[EXERCISE DESCRIPTION]: Retype the whole listing, please, keeping every line exact and dropping the pictures.

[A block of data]

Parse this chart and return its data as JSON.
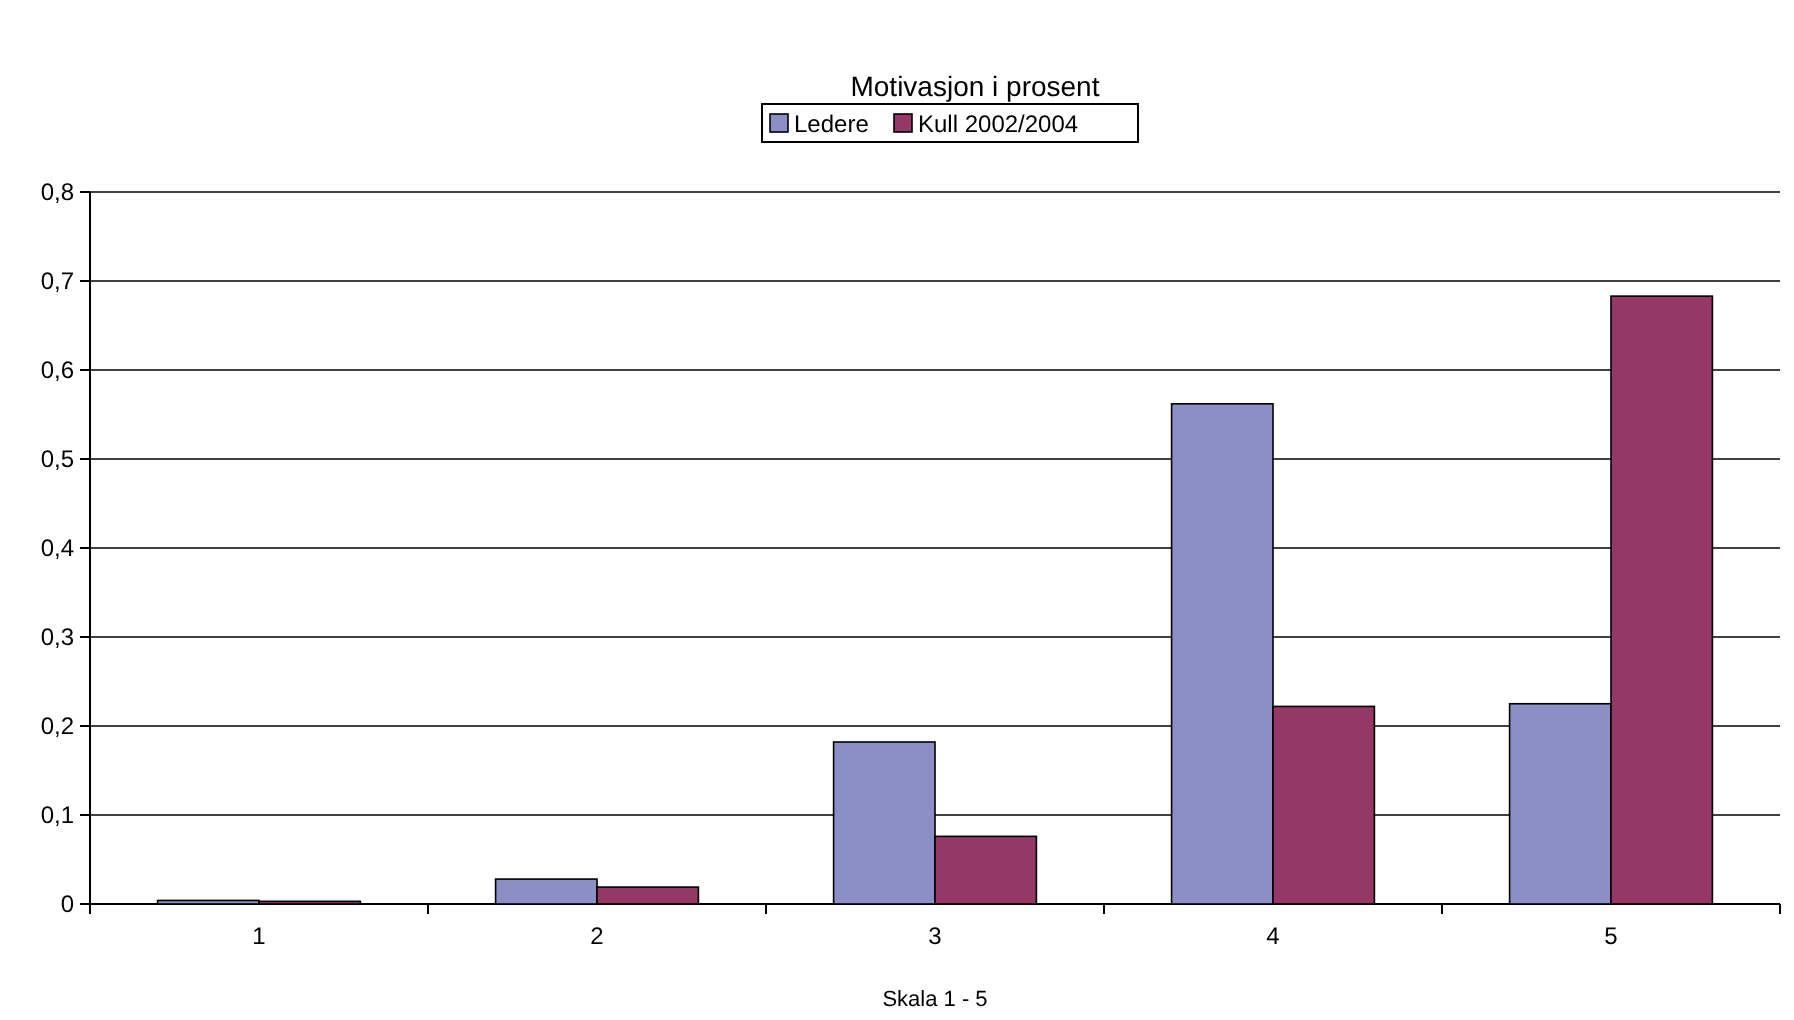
{
  "chart_data": {
    "type": "bar",
    "title": "Motivasjon i prosent",
    "xlabel": "Skala 1 - 5",
    "categories": [
      "1",
      "2",
      "3",
      "4",
      "5"
    ],
    "series": [
      {
        "name": "Ledere",
        "color": "#8c8fc6",
        "values": [
          0.004,
          0.028,
          0.182,
          0.562,
          0.225
        ]
      },
      {
        "name": "Kull 2002/2004",
        "color": "#953868",
        "values": [
          0.003,
          0.019,
          0.076,
          0.222,
          0.683
        ]
      }
    ],
    "ylim": [
      0,
      0.8
    ],
    "yticks": [
      0,
      {
        "value": 0.1,
        "label": "0,1"
      },
      {
        "value": 0.2,
        "label": "0,2"
      },
      {
        "value": 0.3,
        "label": "0,3"
      },
      {
        "value": 0.4,
        "label": "0,4"
      },
      {
        "value": 0.5,
        "label": "0,5"
      },
      {
        "value": 0.6,
        "label": "0,6"
      },
      {
        "value": 0.7,
        "label": "0,7"
      },
      {
        "value": 0.8,
        "label": "0,8"
      }
    ],
    "grid": "y",
    "legend": "top"
  }
}
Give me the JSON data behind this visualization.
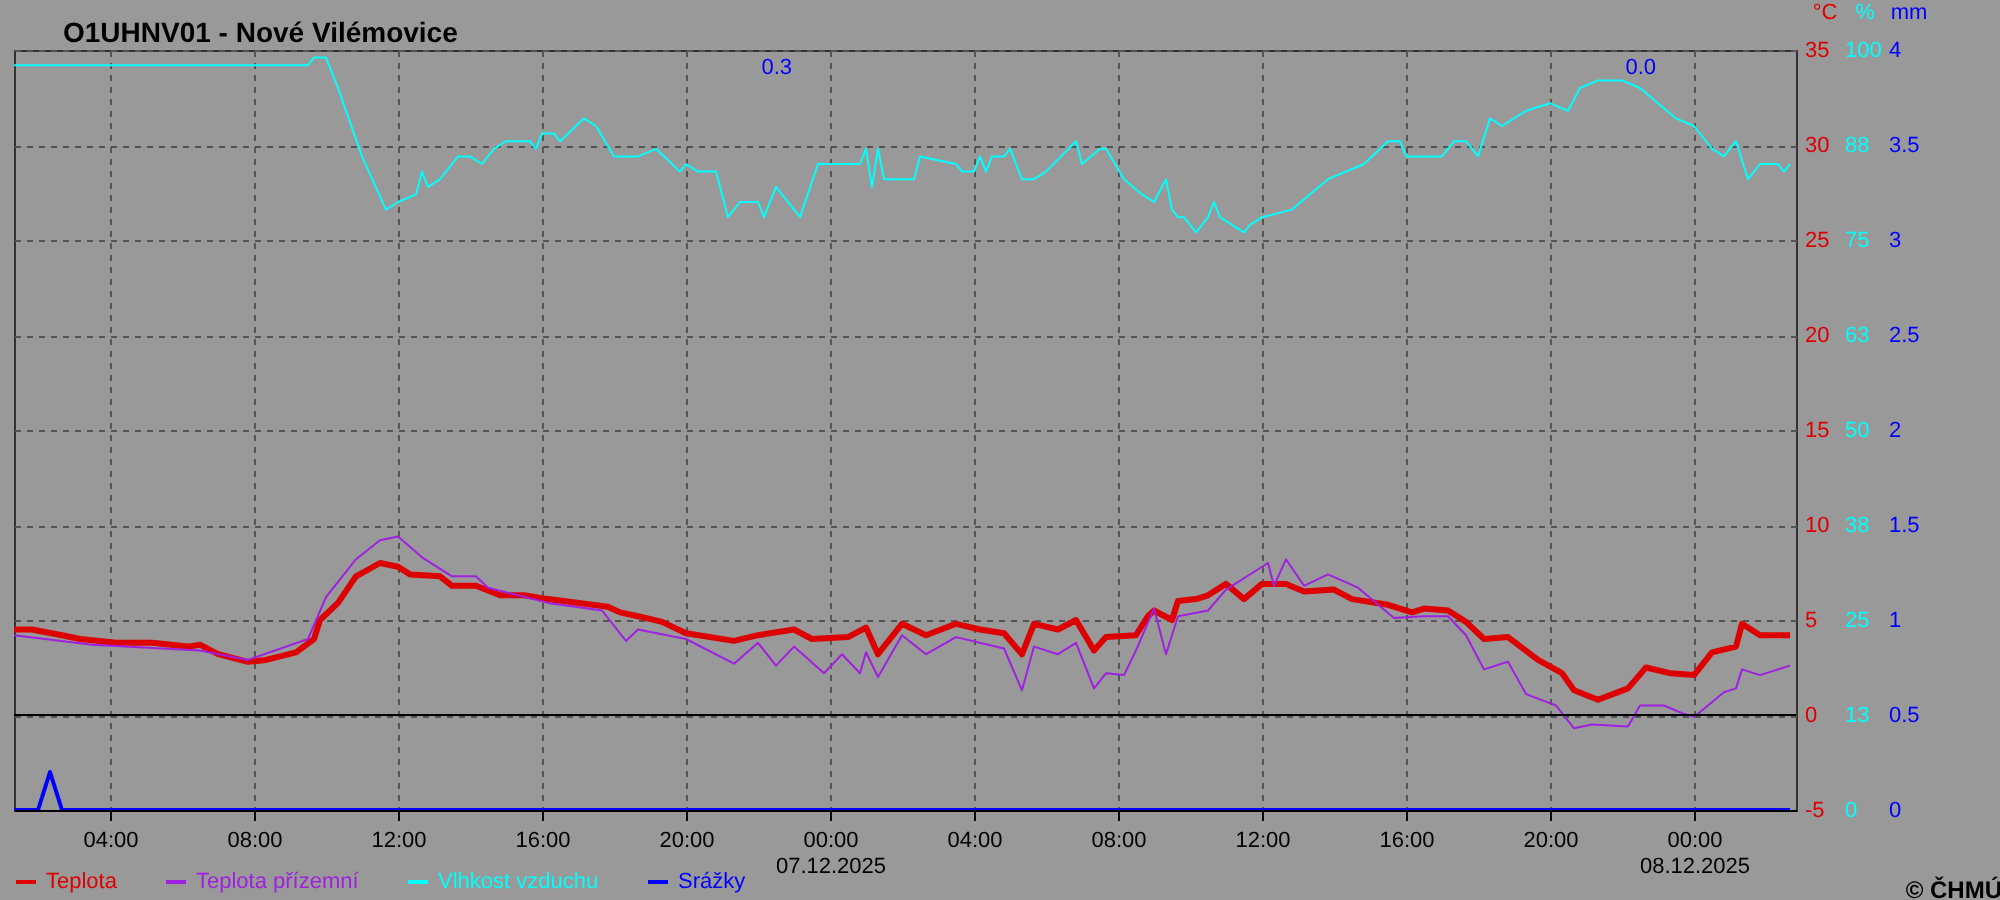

[ANSWER TO THE EXERCISE]:
Parse this chart and return its data as JSON.
{
  "chart_data": {
    "type": "bar",
    "title": "Motivasjon i prosent",
    "xlabel": "Skala 1 - 5",
    "categories": [
      "1",
      "2",
      "3",
      "4",
      "5"
    ],
    "series": [
      {
        "name": "Ledere",
        "color": "#8c8fc6",
        "values": [
          0.004,
          0.028,
          0.182,
          0.562,
          0.225
        ]
      },
      {
        "name": "Kull 2002/2004",
        "color": "#953868",
        "values": [
          0.003,
          0.019,
          0.076,
          0.222,
          0.683
        ]
      }
    ],
    "ylim": [
      0,
      0.8
    ],
    "yticks": [
      0,
      {
        "value": 0.1,
        "label": "0,1"
      },
      {
        "value": 0.2,
        "label": "0,2"
      },
      {
        "value": 0.3,
        "label": "0,3"
      },
      {
        "value": 0.4,
        "label": "0,4"
      },
      {
        "value": 0.5,
        "label": "0,5"
      },
      {
        "value": 0.6,
        "label": "0,6"
      },
      {
        "value": 0.7,
        "label": "0,7"
      },
      {
        "value": 0.8,
        "label": "0,8"
      }
    ],
    "grid": "y",
    "legend": "top"
  }
}
Give me the JSON data behind this visualization.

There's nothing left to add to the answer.